> **Listed entries**
<<<<

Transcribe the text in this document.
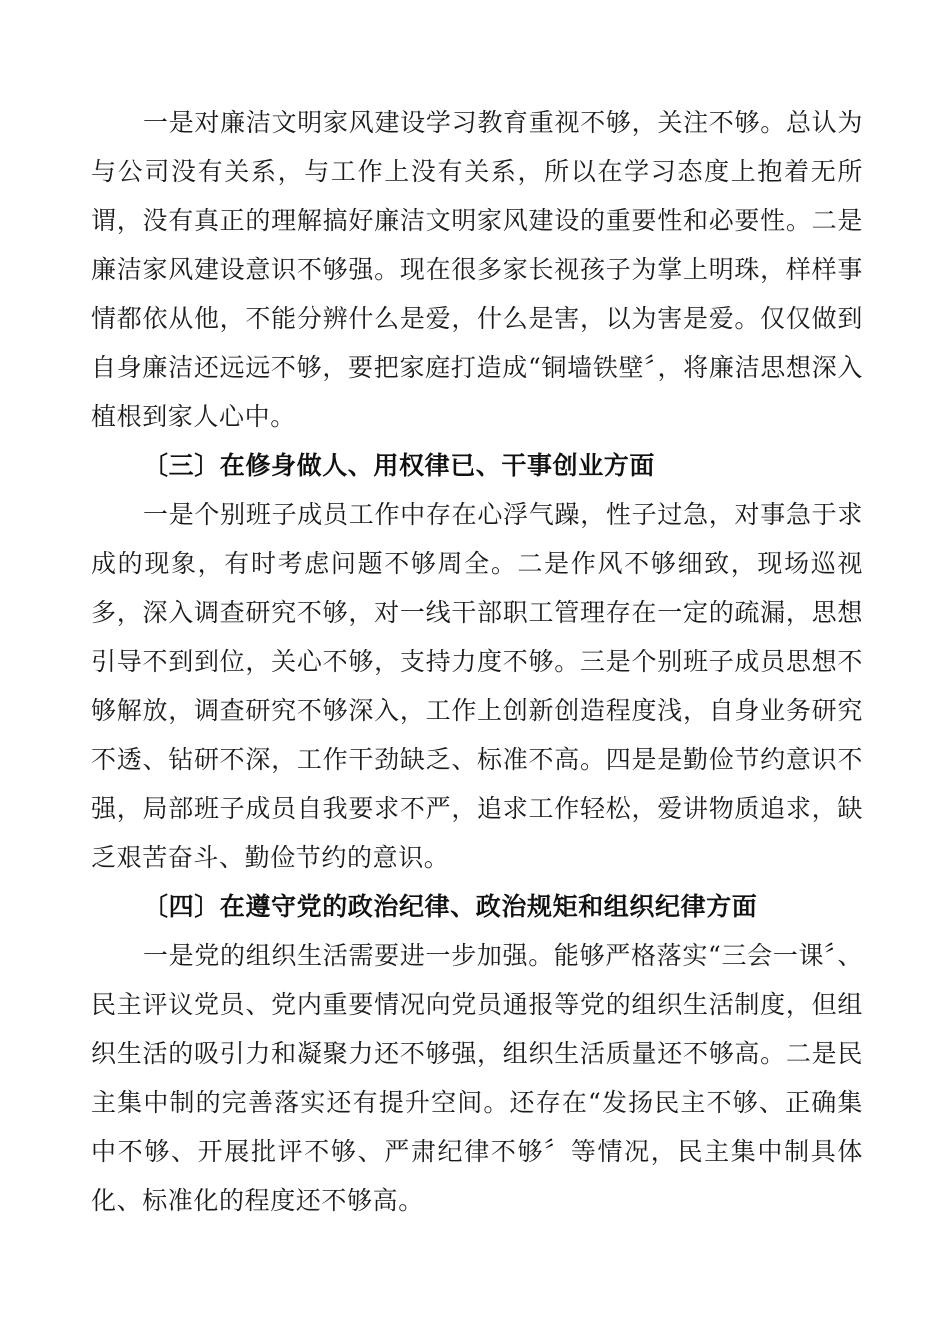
一是对廉洁文明家风建设学习教育重视不够，关注不够。总认为与公司没有关系，与工作上没有关系，所以在学习态度上抱着无所谓，没有真正的理解搞好廉洁文明家风建设的重要性和必要性。二是廉洁家风建设意识不够强。现在很多家长视孩子为掌上明珠，样样事情都依从他，不能分辨什么是爱，什么是害，以为害是爱。仅仅做到自身廉洁还远远不够，要把家庭打造成“铜墙铁壁〞，将廉洁思想深入植根到家人心中。

〔三〕在修身做人、用权律已、干事创业方面

一是个别班子成员工作中存在心浮气躁，性子过急，对事急于求成的现象，有时考虑问题不够周全。二是作风不够细致，现场巡视多，深入调查研究不够，对一线干部职工管理存在一定的疏漏，思想引导不到到位，关心不够，支持力度不够。三是个别班子成员思想不够解放，调查研究不够深入，工作上创新创造程度浅，自身业务研究不透、钻研不深，工作干劲缺乏、标准不高。四是是勤俭节约意识不强，局部班子成员自我要求不严，追求工作轻松，爱讲物质追求，缺乏艰苦奋斗、勤俭节约的意识。

〔四〕在遵守党的政治纪律、政治规矩和组织纪律方面

一是党的组织生活需要进一步加强。能够严格落实“三会一课〞、民主评议党员、党内重要情况向党员通报等党的组织生活制度，但组织生活的吸引力和凝聚力还不够强，组织生活质量还不够高。二是民主集中制的完善落实还有提升空间。还存在“发扬民主不够、正确集中不够、开展批评不够、严肃纪律不够〞等情况，民主集中制具体化、标准化的程度还不够高。
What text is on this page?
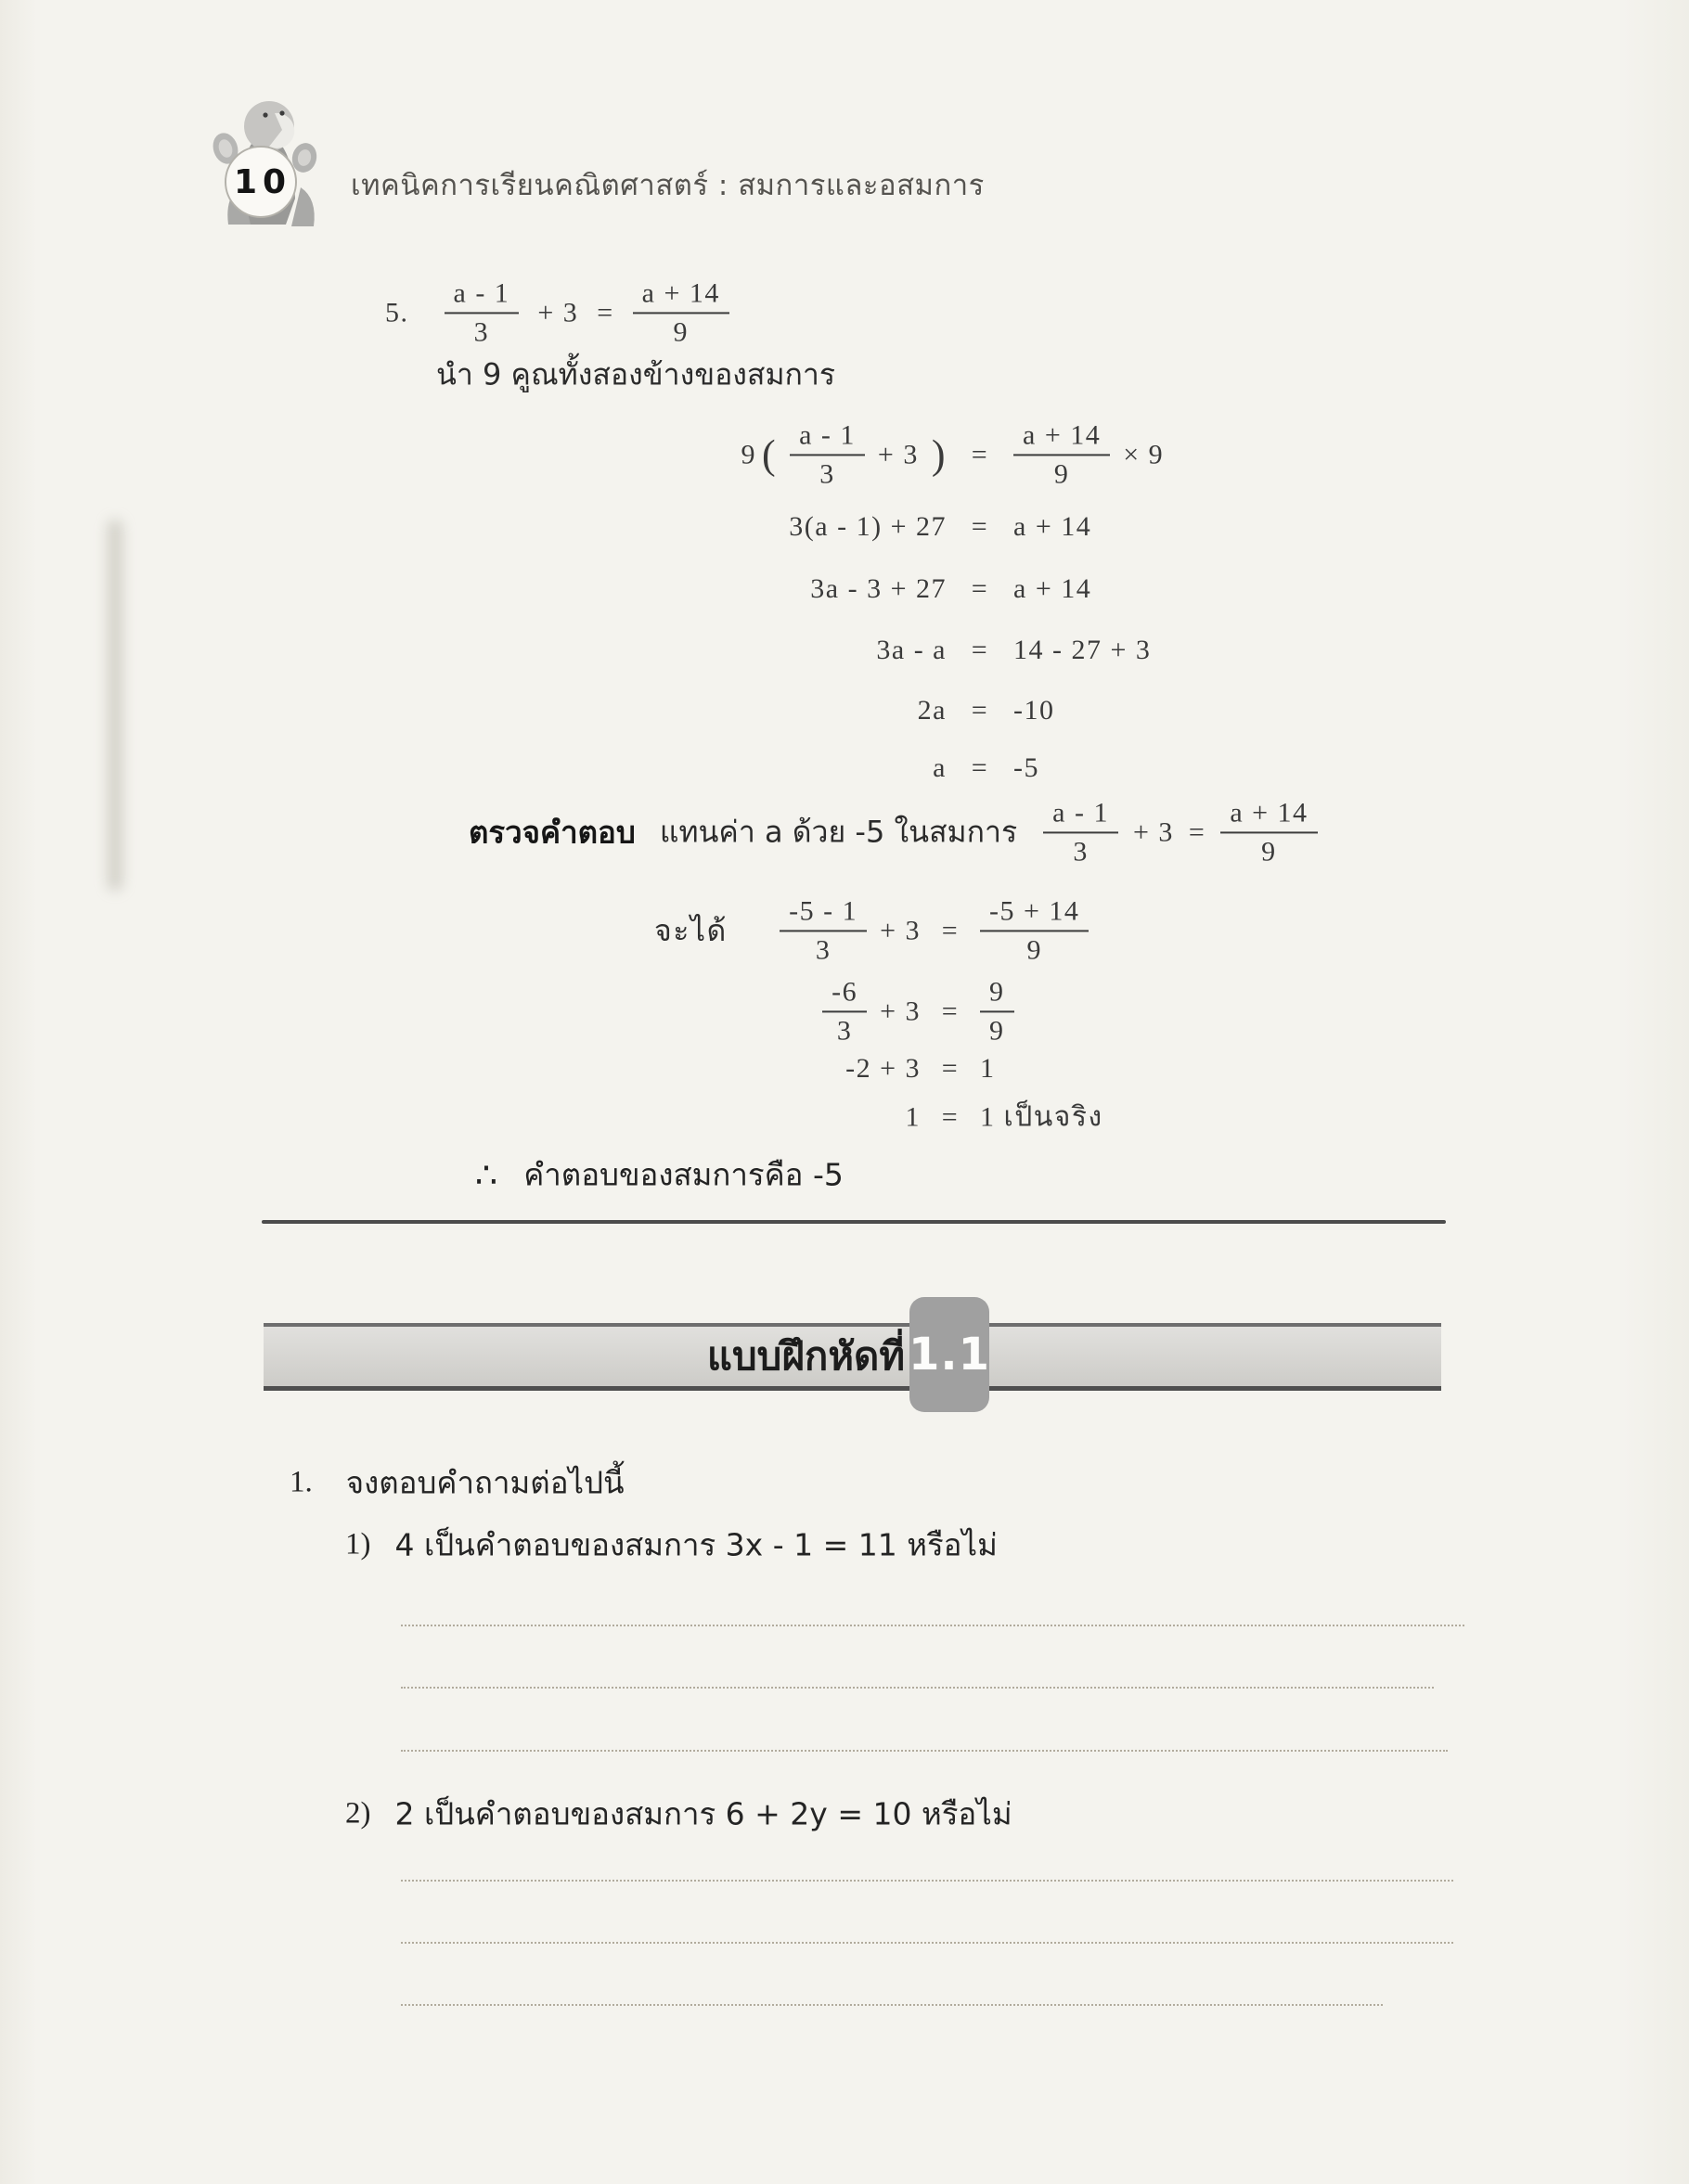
10 เทคนิคการเรียนคณิตศาสตร์ : สมการและอสมการ
5. $\frac{a - 1}{3} + 3 = \frac{a + 14}{9}$
นำ 9 คูณทั้งสองข้างของสมการ
9 ( $\frac{a - 1}{3} + 3$ ) = $\frac{a + 14}{9} \times 9$
3(a - 1) + 27 = a + 14
3a - 3 + 27 = a + 14
3a - a = 14 - 27 + 3
2a = -10
a = -5
ตรวจคำตอบ แทนค่า a ด้วย -5 ในสมการ $\frac{a - 1}{3} + 3 = \frac{a + 14}{9}$
จะได้ $\frac{-5 - 1}{3} + 3 = \frac{-5 + 14}{9}$
$\frac{-6}{3} + 3 = \frac{9}{9}$
-2 + 3 = 1
1 = 1 เป็นจริง
∴ คำตอบของสมการคือ -5
แบบฝึกหัดที่ 1.1
1. จงตอบคำถามต่อไปนี้
1) 4 เป็นคำตอบของสมการ 3x - 1 = 11 หรือไม่
2) 2 เป็นคำตอบของสมการ 6 + 2y = 10 หรือไม่
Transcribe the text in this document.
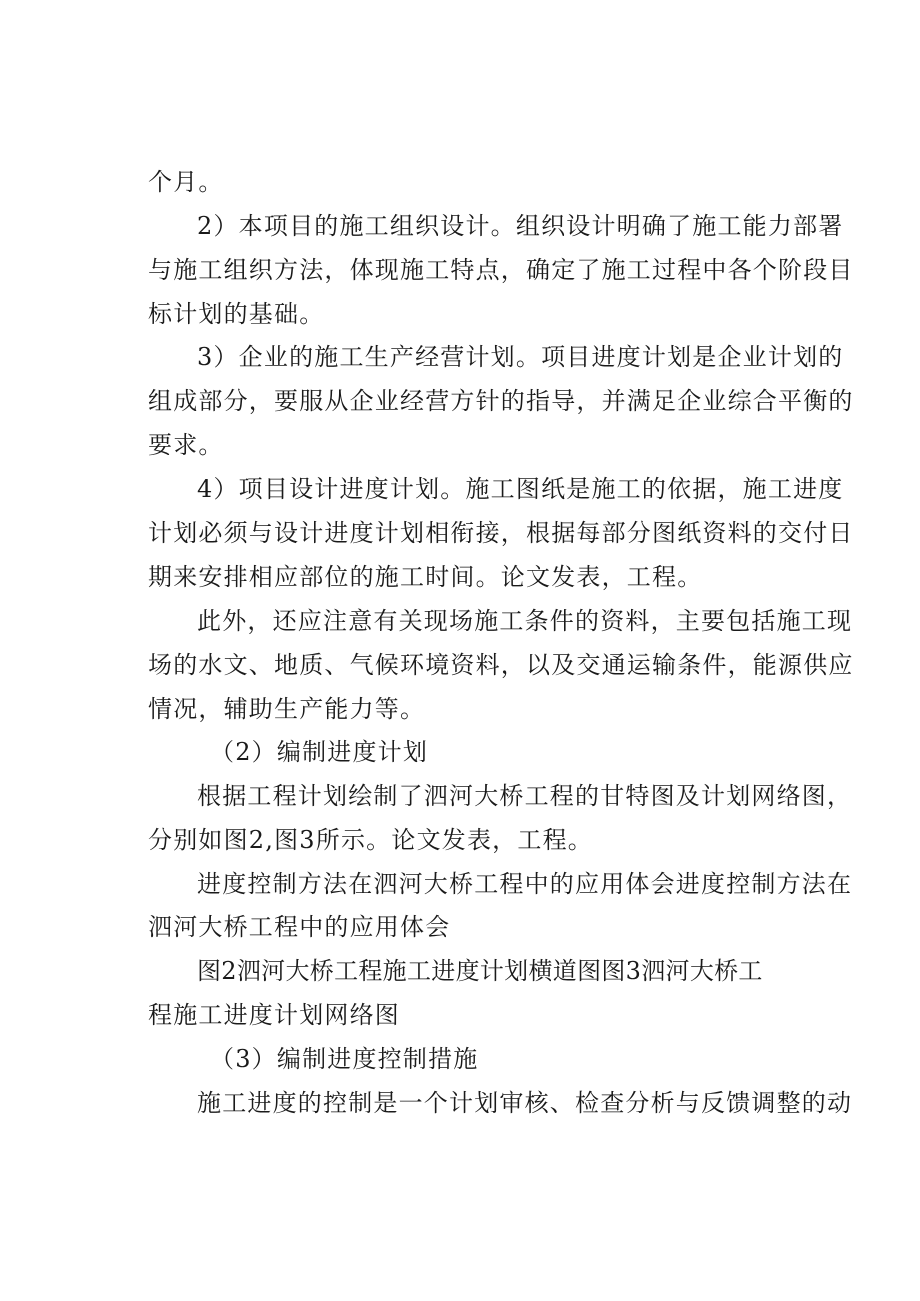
个月。
2）本项目的施工组织设计。组织设计明确了施工能力部署
与施工组织方法，体现施工特点，确定了施工过程中各个阶段目
标计划的基础。
3）企业的施工生产经营计划。项目进度计划是企业计划的
组成部分，要服从企业经营方针的指导，并满足企业综合平衡的
要求。
4）项目设计进度计划。施工图纸是施工的依据，施工进度
计划必须与设计进度计划相衔接，根据每部分图纸资料的交付日
期来安排相应部位的施工时间。论文发表，工程。
此外，还应注意有关现场施工条件的资料，主要包括施工现
场的水文、地质、气候环境资料，以及交通运输条件，能源供应
情况，辅助生产能力等。
（2）编制进度计划
根据工程计划绘制了泗河大桥工程的甘特图及计划网络图，
分别如图2,图3所示。论文发表，工程。
进度控制方法在泗河大桥工程中的应用体会进度控制方法在
泗河大桥工程中的应用体会
图2泗河大桥工程施工进度计划横道图图3泗河大桥工
程施工进度计划网络图
（3）编制进度控制措施
施工进度的控制是一个计划审核、检查分析与反馈调整的动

>>>>

Leave the pictures out and print the records above exactly as they stand.

> **Written answer**
Transcribe the text in this document.
一是对廉洁文明家风建设学习教育重视不够，关注不够。总认为与公司没有关系，与工作上没有关系，所以在学习态度上抱着无所谓，没有真正的理解搞好廉洁文明家风建设的重要性和必要性。二是廉洁家风建设意识不够强。现在很多家长视孩子为掌上明珠，样样事情都依从他，不能分辨什么是爱，什么是害，以为害是爱。仅仅做到自身廉洁还远远不够，要把家庭打造成“铜墙铁壁〞，将廉洁思想深入植根到家人心中。

〔三〕在修身做人、用权律已、干事创业方面

一是个别班子成员工作中存在心浮气躁，性子过急，对事急于求成的现象，有时考虑问题不够周全。二是作风不够细致，现场巡视多，深入调查研究不够，对一线干部职工管理存在一定的疏漏，思想引导不到到位，关心不够，支持力度不够。三是个别班子成员思想不够解放，调查研究不够深入，工作上创新创造程度浅，自身业务研究不透、钻研不深，工作干劲缺乏、标准不高。四是是勤俭节约意识不强，局部班子成员自我要求不严，追求工作轻松，爱讲物质追求，缺乏艰苦奋斗、勤俭节约的意识。

〔四〕在遵守党的政治纪律、政治规矩和组织纪律方面

一是党的组织生活需要进一步加强。能够严格落实“三会一课〞、民主评议党员、党内重要情况向党员通报等党的组织生活制度，但组织生活的吸引力和凝聚力还不够强，组织生活质量还不够高。二是民主集中制的完善落实还有提升空间。还存在“发扬民主不够、正确集中不够、开展批评不够、严肃纪律不够〞等情况，民主集中制具体化、标准化的程度还不够高。
What text is on this page?
10 เทคนิคการเรียนคณิตศาสตร์ : สมการและอสมการ
5. $\frac{a - 1}{3} + 3 = \frac{a + 14}{9}$
นำ 9 คูณทั้งสองข้างของสมการ
9 ( $\frac{a - 1}{3} + 3$ ) = $\frac{a + 14}{9} \times 9$
3(a - 1) + 27 = a + 14
3a - 3 + 27 = a + 14
3a - a = 14 - 27 + 3
2a = -10
a = -5
ตรวจคำตอบ แทนค่า a ด้วย -5 ในสมการ $\frac{a - 1}{3} + 3 = \frac{a + 14}{9}$
จะได้ $\frac{-5 - 1}{3} + 3 = \frac{-5 + 14}{9}$
$\frac{-6}{3} + 3 = \frac{9}{9}$
-2 + 3 = 1
1 = 1 เป็นจริง
∴ คำตอบของสมการคือ -5
แบบฝึกหัดที่ 1.1
1. จงตอบคำถามต่อไปนี้
1) 4 เป็นคำตอบของสมการ 3x - 1 = 11 หรือไม่
2) 2 เป็นคำตอบของสมการ 6 + 2y = 10 หรือไม่
Transcribe the text in this document.
个月。
2）本项目的施工组织设计。组织设计明确了施工能力部署
与施工组织方法，体现施工特点，确定了施工过程中各个阶段目
标计划的基础。
3）企业的施工生产经营计划。项目进度计划是企业计划的
组成部分，要服从企业经营方针的指导，并满足企业综合平衡的
要求。
4）项目设计进度计划。施工图纸是施工的依据，施工进度
计划必须与设计进度计划相衔接，根据每部分图纸资料的交付日
期来安排相应部位的施工时间。论文发表，工程。
此外，还应注意有关现场施工条件的资料，主要包括施工现
场的水文、地质、气候环境资料，以及交通运输条件，能源供应
情况，辅助生产能力等。
（2）编制进度计划
根据工程计划绘制了泗河大桥工程的甘特图及计划网络图，
分别如图2,图3所示。论文发表，工程。
进度控制方法在泗河大桥工程中的应用体会进度控制方法在
泗河大桥工程中的应用体会
图2泗河大桥工程施工进度计划横道图图3泗河大桥工
程施工进度计划网络图
（3）编制进度控制措施
施工进度的控制是一个计划审核、检查分析与反馈调整的动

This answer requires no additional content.